_Short task:_ Every line below that mentions the word "Robos" should be copied out.

:: Material for this exercise ::

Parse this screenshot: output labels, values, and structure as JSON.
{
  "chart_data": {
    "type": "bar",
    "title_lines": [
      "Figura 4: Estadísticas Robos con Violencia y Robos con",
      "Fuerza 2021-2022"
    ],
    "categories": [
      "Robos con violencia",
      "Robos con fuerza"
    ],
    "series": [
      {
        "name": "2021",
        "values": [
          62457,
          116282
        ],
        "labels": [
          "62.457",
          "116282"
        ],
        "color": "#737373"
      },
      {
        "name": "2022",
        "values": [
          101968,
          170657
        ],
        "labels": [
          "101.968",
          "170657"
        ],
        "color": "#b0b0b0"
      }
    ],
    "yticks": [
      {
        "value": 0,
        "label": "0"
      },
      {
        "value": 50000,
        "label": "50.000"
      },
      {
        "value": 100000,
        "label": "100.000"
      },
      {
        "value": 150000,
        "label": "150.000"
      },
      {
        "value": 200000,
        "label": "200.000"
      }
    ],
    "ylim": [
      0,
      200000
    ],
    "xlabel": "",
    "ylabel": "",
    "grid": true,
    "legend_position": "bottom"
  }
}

:::

_Answer:_
      "Figura 4: Estadísticas Robos con Violencia y Robos con",
      "Robos con violencia",
      "Robos con fuerza"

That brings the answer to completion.